** START Task material **

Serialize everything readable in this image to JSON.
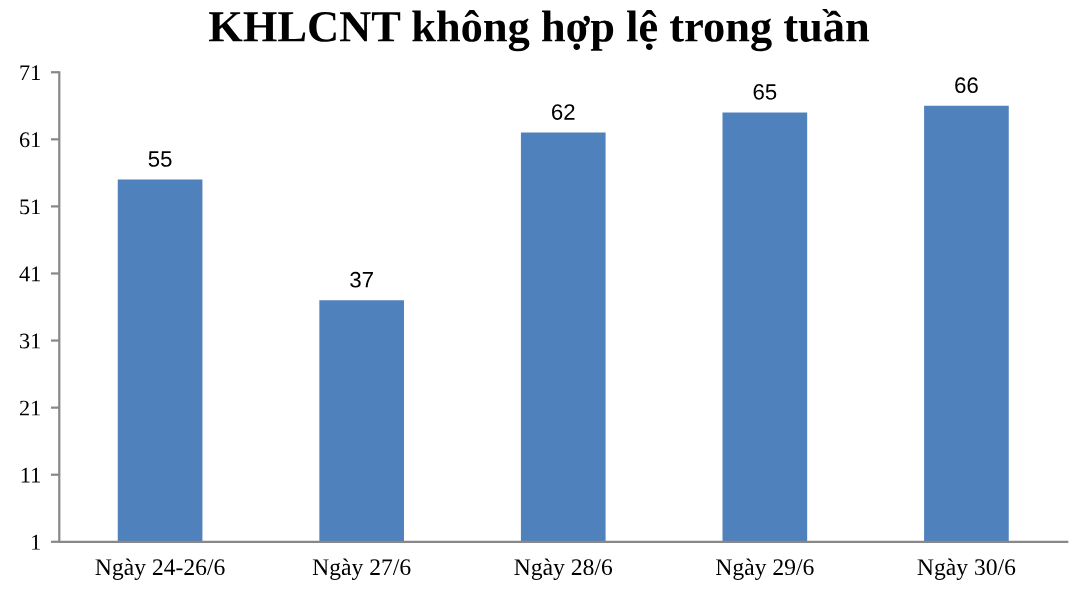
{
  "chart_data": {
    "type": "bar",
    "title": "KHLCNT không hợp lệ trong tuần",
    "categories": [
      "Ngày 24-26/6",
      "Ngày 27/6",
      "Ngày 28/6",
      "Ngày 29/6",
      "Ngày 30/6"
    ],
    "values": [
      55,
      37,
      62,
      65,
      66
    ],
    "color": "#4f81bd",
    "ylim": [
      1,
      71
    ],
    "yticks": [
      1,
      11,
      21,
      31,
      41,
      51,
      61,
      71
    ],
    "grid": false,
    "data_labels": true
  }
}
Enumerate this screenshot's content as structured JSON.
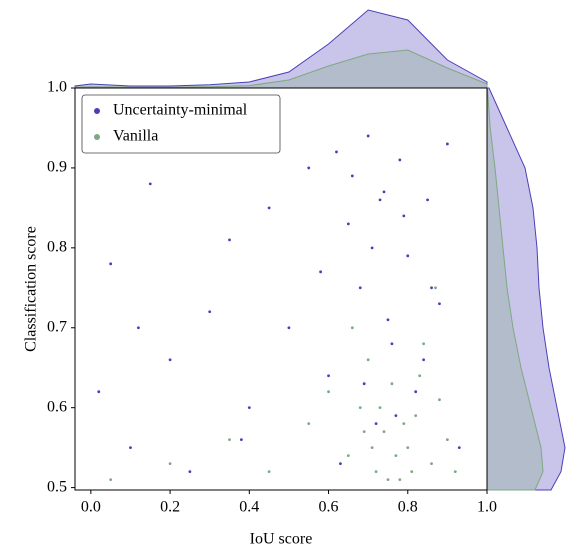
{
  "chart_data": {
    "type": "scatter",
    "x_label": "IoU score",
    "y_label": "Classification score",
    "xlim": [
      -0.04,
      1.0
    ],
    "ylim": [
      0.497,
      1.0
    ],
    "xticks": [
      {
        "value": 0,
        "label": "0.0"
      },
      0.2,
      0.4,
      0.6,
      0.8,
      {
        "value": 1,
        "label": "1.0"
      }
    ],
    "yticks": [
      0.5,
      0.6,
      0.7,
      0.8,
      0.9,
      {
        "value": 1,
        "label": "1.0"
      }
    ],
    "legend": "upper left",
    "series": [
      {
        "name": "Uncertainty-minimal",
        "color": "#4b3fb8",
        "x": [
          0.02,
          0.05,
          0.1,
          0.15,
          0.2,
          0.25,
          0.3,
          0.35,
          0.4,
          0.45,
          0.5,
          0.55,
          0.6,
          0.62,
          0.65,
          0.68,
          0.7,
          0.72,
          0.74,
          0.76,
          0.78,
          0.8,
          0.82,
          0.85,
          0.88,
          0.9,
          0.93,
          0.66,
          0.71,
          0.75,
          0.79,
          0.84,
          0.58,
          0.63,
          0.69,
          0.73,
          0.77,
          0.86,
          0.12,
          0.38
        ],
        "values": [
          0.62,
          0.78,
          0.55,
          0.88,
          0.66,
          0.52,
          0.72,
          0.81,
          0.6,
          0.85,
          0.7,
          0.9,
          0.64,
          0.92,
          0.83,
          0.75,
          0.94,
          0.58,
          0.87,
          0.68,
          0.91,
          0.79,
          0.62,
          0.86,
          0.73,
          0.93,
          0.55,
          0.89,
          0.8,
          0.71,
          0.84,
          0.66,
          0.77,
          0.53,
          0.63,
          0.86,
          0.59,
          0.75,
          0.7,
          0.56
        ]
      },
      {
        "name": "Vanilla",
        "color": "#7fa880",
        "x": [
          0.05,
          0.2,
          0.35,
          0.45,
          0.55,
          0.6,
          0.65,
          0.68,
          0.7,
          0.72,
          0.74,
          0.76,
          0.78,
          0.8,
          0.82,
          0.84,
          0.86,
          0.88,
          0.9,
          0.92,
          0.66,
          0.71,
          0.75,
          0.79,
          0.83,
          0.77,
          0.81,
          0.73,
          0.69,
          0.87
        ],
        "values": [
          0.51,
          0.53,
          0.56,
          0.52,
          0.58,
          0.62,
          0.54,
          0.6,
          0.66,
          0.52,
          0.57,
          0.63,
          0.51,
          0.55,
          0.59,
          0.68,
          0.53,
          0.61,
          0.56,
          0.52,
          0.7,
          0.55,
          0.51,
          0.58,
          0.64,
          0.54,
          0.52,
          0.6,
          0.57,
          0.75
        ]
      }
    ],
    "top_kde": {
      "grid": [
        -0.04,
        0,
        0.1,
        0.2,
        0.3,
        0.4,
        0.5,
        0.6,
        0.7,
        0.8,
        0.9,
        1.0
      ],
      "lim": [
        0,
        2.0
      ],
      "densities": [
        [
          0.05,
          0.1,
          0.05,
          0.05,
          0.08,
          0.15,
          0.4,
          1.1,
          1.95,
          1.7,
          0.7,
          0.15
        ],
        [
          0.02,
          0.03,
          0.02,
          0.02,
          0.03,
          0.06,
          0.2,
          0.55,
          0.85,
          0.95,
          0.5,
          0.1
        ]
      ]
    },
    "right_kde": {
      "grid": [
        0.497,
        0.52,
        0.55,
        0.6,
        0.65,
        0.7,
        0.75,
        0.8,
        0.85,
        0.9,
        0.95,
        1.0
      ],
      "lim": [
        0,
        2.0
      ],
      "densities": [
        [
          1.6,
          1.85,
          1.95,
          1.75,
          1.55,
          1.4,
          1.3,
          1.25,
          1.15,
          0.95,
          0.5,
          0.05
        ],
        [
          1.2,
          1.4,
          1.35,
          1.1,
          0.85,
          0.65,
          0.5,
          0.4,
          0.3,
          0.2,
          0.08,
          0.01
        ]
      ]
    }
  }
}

** END Task material **
** START Task material **

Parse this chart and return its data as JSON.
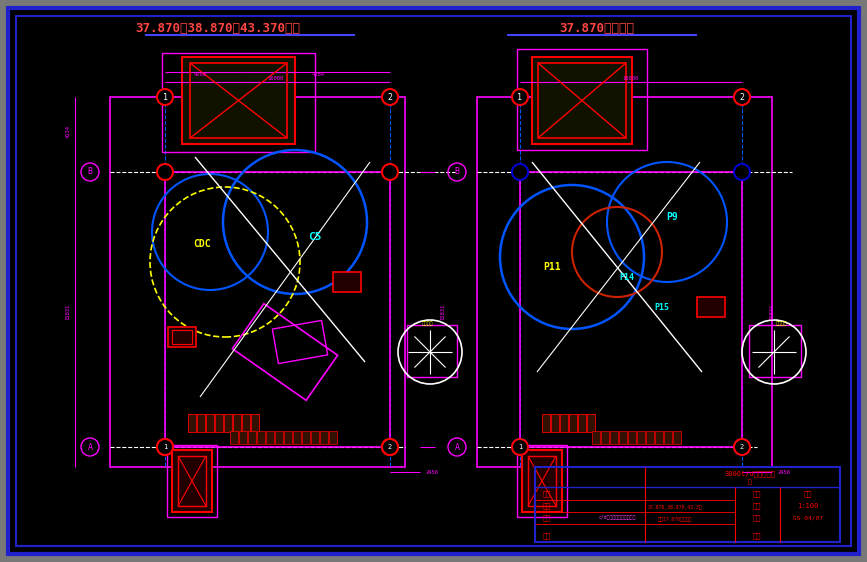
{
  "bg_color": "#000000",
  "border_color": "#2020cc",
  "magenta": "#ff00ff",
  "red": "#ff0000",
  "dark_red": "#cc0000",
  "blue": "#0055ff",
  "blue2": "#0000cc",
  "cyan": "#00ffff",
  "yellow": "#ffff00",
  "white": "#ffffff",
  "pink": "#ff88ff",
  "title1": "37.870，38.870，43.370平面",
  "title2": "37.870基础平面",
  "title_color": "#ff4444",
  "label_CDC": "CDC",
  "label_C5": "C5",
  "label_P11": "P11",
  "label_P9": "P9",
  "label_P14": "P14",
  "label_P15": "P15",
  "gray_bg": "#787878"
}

** END Task material **

▸ Exercise objective
Identify each line in the records above that contains the word "JSON", and copy it out in full.

▸ Result
Serialize everything readable in this image to JSON.
Enumerate this screenshot's content as structured JSON.
Parse this chart and return its data as JSON.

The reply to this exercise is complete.